Rows from a dataset:

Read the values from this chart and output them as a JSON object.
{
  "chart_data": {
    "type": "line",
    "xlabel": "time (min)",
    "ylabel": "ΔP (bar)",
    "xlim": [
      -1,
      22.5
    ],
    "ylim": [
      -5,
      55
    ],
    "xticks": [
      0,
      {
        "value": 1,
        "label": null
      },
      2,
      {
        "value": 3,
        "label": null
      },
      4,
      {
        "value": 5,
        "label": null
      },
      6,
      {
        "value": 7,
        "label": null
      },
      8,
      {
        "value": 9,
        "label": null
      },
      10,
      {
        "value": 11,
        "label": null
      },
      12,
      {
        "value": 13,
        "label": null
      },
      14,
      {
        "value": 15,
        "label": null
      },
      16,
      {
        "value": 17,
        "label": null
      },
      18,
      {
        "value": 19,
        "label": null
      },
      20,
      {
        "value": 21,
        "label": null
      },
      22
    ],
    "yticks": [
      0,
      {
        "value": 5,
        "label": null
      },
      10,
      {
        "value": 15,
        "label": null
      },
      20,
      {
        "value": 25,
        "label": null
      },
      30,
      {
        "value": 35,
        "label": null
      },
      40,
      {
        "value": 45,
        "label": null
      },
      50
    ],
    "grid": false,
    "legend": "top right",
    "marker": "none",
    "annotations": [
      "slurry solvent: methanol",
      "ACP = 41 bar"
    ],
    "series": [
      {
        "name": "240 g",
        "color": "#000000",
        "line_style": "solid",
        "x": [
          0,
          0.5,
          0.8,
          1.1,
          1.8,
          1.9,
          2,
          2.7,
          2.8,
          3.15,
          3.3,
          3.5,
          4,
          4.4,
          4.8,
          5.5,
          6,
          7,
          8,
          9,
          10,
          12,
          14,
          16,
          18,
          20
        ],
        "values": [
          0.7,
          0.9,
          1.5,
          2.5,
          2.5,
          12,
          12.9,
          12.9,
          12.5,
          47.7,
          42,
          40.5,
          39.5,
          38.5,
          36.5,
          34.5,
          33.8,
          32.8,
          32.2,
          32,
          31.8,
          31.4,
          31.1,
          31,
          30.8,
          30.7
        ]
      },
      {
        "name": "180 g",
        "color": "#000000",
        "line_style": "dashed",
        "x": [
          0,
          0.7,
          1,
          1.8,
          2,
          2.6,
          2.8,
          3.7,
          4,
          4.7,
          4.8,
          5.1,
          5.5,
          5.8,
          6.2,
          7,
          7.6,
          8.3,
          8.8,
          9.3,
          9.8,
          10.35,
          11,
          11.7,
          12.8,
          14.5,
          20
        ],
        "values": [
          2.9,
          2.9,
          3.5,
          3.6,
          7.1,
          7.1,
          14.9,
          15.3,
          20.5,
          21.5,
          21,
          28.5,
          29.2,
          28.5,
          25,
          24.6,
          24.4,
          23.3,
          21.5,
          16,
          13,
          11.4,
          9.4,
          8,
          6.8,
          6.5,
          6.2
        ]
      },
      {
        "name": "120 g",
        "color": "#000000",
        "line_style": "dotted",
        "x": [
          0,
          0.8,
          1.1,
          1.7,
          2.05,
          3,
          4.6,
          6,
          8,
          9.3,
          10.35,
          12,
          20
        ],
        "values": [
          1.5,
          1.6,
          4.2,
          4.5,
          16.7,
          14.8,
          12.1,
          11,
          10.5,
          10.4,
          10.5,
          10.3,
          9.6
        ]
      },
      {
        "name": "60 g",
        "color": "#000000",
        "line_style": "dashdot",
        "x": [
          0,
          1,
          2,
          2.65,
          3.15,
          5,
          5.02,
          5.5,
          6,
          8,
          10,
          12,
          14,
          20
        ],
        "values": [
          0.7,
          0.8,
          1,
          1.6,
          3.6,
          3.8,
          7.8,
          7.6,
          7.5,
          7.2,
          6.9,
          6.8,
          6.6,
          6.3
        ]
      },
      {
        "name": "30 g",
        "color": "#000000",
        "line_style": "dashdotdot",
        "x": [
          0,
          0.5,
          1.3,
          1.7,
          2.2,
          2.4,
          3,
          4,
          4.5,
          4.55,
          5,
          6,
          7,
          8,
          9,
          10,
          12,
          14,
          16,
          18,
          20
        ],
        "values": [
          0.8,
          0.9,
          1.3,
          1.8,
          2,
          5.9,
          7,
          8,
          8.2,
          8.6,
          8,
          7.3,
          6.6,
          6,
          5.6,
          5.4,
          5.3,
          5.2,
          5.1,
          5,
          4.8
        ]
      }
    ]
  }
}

SHORT TASK —
Search the entries for the word "name", then list each line that holds it.

FINAL ANSWER —
        "name": "240 g",
        "name": "180 g",
        "name": "120 g",
        "name": "60 g",
        "name": "30 g",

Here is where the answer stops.